Copy out every record below exactly as written, but leave out any pictures.

(Data records)
━━━━━━
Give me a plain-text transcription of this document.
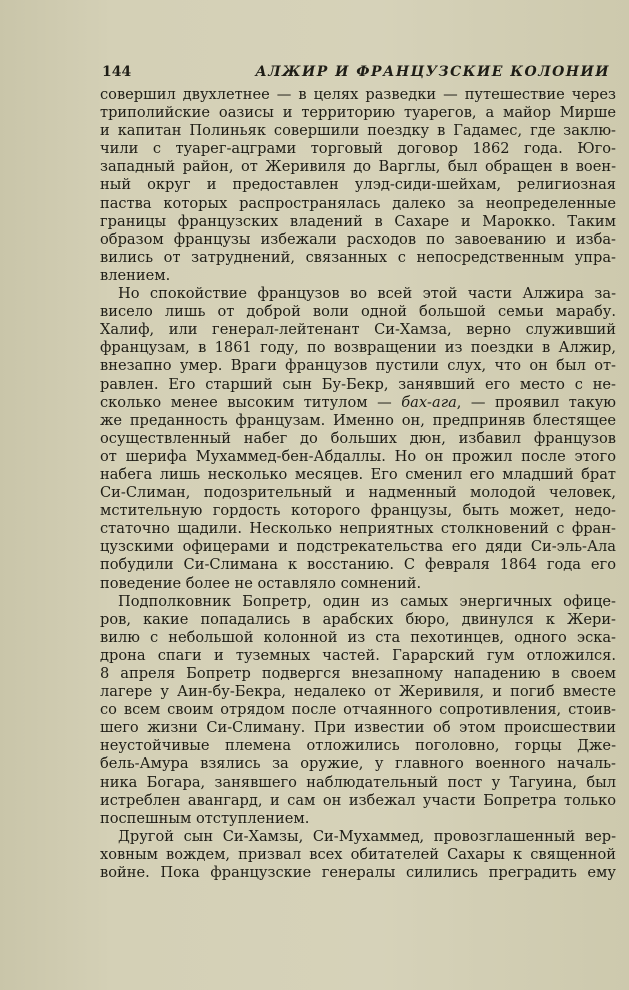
144	АЛЖИР И ФРАНЦУЗСКИЕ КОЛОНИИ
совершил двухлетнее — в целях разведки — путешествие через
триполийские оазисы и территорию туарегов, а майор Мирше
и капитан Полиньяк совершили поездку в Гадамес, где заклю-
чили с туарег-ацграми торговый договор 1862 года. Юго-
западный район, от Жеривиля до Варглы, был обращен в воен-
ный округ и предоставлен улэд-сиди-шейхам, религиозная
паства которых распространялась далеко за неопределенные
границы французских владений в Сахаре и Марокко. Таким
образом французы избежали расходов по завоеванию и избa-
вились от затруднений, связанных с непосредственным упра-
влением.
Но спокойствие французов во всей этой части Алжира за-
висело лишь от доброй воли одной большой семьи марабу.
Халиф, или генерал-лейтенант Си-Хамза, верно служивший
французам, в 1861 году, по возвращении из поездки в Алжир,
внезапно умер. Враги французов пустили слух, что он был от-
равлен. Его старший сын Бу-Бекр, занявший его место с не-
сколько менее высоким титулом — бах-ага, — проявил такую
же преданность французам. Именно он, предприняв блестящее
осуществленный набег до больших дюн, избавил французов
от шерифа Мухаммед-бен-Абдаллы. Но он прожил после этого
набега лишь несколько месяцев. Его сменил его младший брат
Си-Слиман, подозрительный и надменный молодой человек,
мстительную гордость которого французы, быть может, недо-
статочно щадили. Несколько неприятных столкновений с фран-
цузскими офицерами и подстрекательства его дяди Си-эль-Ала
побудили Си-Слимана к восстанию. С февраля 1864 года его
поведение более не оставляло сомнений.
Подполковник Бопретр, один из самых энергичных офице-
ров, какие попадались в арабских бюро, двинулся к Жери-
вилю с небольшой колонной из ста пехотинцев, одного эска-
дрона спаги и туземных частей. Гарарский гум отложился.
8 апреля Бопретр подвергся внезапному нападению в своем
лагере у Аин-бу-Бекра, недалеко от Жеривиля, и погиб вместе
со всем своим отрядом после отчаянного сопротивления, стоив-
шего жизни Си-Слиману. При известии об этом происшествии
неустойчивые племена отложились поголовно, горцы Дже-
бель-Амура взялись за оружие, у главного военного началь-
ника Богара, занявшего наблюдательный пост у Тагуина, был
истреблен авангард, и сам он избежал участи Бопретра только
поспешным отступлением.
Другой сын Си-Хамзы, Си-Мухаммед, провозглашенный вер-
ховным вождем, призвал всех обитателей Сахары к священной
войне. Пока французские генералы силились преградить ему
━━━━━━
RESPONSE TO THIS TASK.
Give me a plain-text transcription of this document.
144	АЛЖИР И ФРАНЦУЗСКИЕ КОЛОНИИ
совершил двухлетнее — в целях разведки — путешествие через
триполийские оазисы и территорию туарегов, а майор Мирше
и капитан Полиньяк совершили поездку в Гадамес, где заклю-
чили с туарег-ацграми торговый договор 1862 года. Юго-
западный район, от Жеривиля до Варглы, был обращен в воен-
ный округ и предоставлен улэд-сиди-шейхам, религиозная
паства которых распространялась далеко за неопределенные
границы французских владений в Сахаре и Марокко. Таким
образом французы избежали расходов по завоеванию и избa-
вились от затруднений, связанных с непосредственным упра-
влением.
Но спокойствие французов во всей этой части Алжира за-
висело лишь от доброй воли одной большой семьи марабу.
Халиф, или генерал-лейтенант Си-Хамза, верно служивший
французам, в 1861 году, по возвращении из поездки в Алжир,
внезапно умер. Враги французов пустили слух, что он был от-
равлен. Его старший сын Бу-Бекр, занявший его место с не-
сколько менее высоким титулом — бах-ага, — проявил такую
же преданность французам. Именно он, предприняв блестящее
осуществленный набег до больших дюн, избавил французов
от шерифа Мухаммед-бен-Абдаллы. Но он прожил после этого
набега лишь несколько месяцев. Его сменил его младший брат
Си-Слиман, подозрительный и надменный молодой человек,
мстительную гордость которого французы, быть может, недо-
статочно щадили. Несколько неприятных столкновений с фран-
цузскими офицерами и подстрекательства его дяди Си-эль-Ала
побудили Си-Слимана к восстанию. С февраля 1864 года его
поведение более не оставляло сомнений.
Подполковник Бопретр, один из самых энергичных офице-
ров, какие попадались в арабских бюро, двинулся к Жери-
вилю с небольшой колонной из ста пехотинцев, одного эска-
дрона спаги и туземных частей. Гарарский гум отложился.
8 апреля Бопретр подвергся внезапному нападению в своем
лагере у Аин-бу-Бекра, недалеко от Жеривиля, и погиб вместе
со всем своим отрядом после отчаянного сопротивления, стоив-
шего жизни Си-Слиману. При известии об этом происшествии
неустойчивые племена отложились поголовно, горцы Дже-
бель-Амура взялись за оружие, у главного военного началь-
ника Богара, занявшего наблюдательный пост у Тагуина, был
истреблен авангард, и сам он избежал участи Бопретра только
поспешным отступлением.
Другой сын Си-Хамзы, Си-Мухаммед, провозглашенный вер-
ховным вождем, призвал всех обитателей Сахары к священной
войне. Пока французские генералы силились преградить ему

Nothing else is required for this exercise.